EXERCISE ▸
Transcribe all of the material below word for word and leave out its pictures.

Data records:

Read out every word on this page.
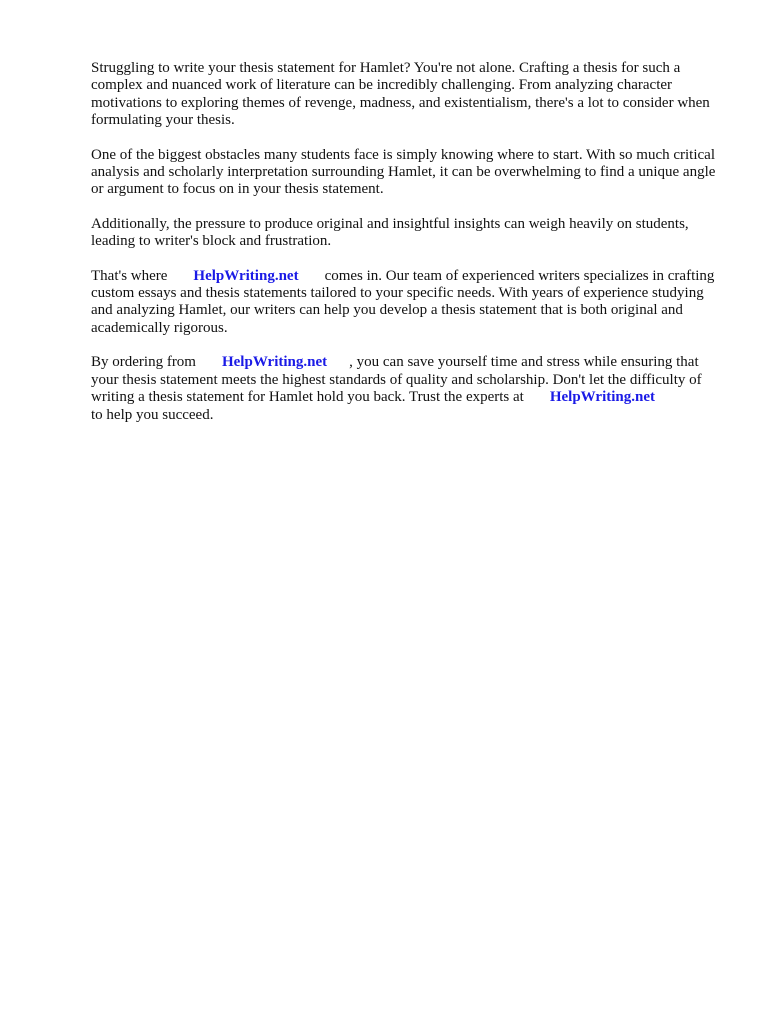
Struggling to write your thesis statement for Hamlet? You're not alone. Crafting a thesis for such a complex and nuanced work of literature can be incredibly challenging. From analyzing character motivations to exploring themes of revenge, madness, and existentialism, there's a lot to consider when formulating your thesis.

One of the biggest obstacles many students face is simply knowing where to start. With so much critical analysis and scholarly interpretation surrounding Hamlet, it can be overwhelming to find a unique angle or argument to focus on in your thesis statement.

Additionally, the pressure to produce original and insightful insights can weigh heavily on students, leading to writer's block and frustration.

That's where HelpWriting.net comes in. Our team of experienced writers specializes in crafting custom essays and thesis statements tailored to your specific needs. With years of experience studying and analyzing Hamlet, our writers can help you develop a thesis statement that is both original and academically rigorous.

By ordering from HelpWriting.net , you can save yourself time and stress while ensuring that your thesis statement meets the highest standards of quality and scholarship. Don't let the difficulty of writing a thesis statement for Hamlet hold you back. Trust the experts at HelpWriting.net
to help you succeed.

ANSWER TO THIS PROBLEM ▸
Read out every word on this page.
Struggling to write your thesis statement for Hamlet? You're not alone. Crafting a thesis for such a complex and nuanced work of literature can be incredibly challenging. From analyzing character motivations to exploring themes of revenge, madness, and existentialism, there's a lot to consider when formulating your thesis.

One of the biggest obstacles many students face is simply knowing where to start. With so much critical analysis and scholarly interpretation surrounding Hamlet, it can be overwhelming to find a unique angle or argument to focus on in your thesis statement.

Additionally, the pressure to produce original and insightful insights can weigh heavily on students, leading to writer's block and frustration.

That's where HelpWriting.net comes in. Our team of experienced writers specializes in crafting custom essays and thesis statements tailored to your specific needs. With years of experience studying and analyzing Hamlet, our writers can help you develop a thesis statement that is both original and academically rigorous.

By ordering from HelpWriting.net , you can save yourself time and stress while ensuring that your thesis statement meets the highest standards of quality and scholarship. Don't let the difficulty of writing a thesis statement for Hamlet hold you back. Trust the experts at HelpWriting.net
to help you succeed.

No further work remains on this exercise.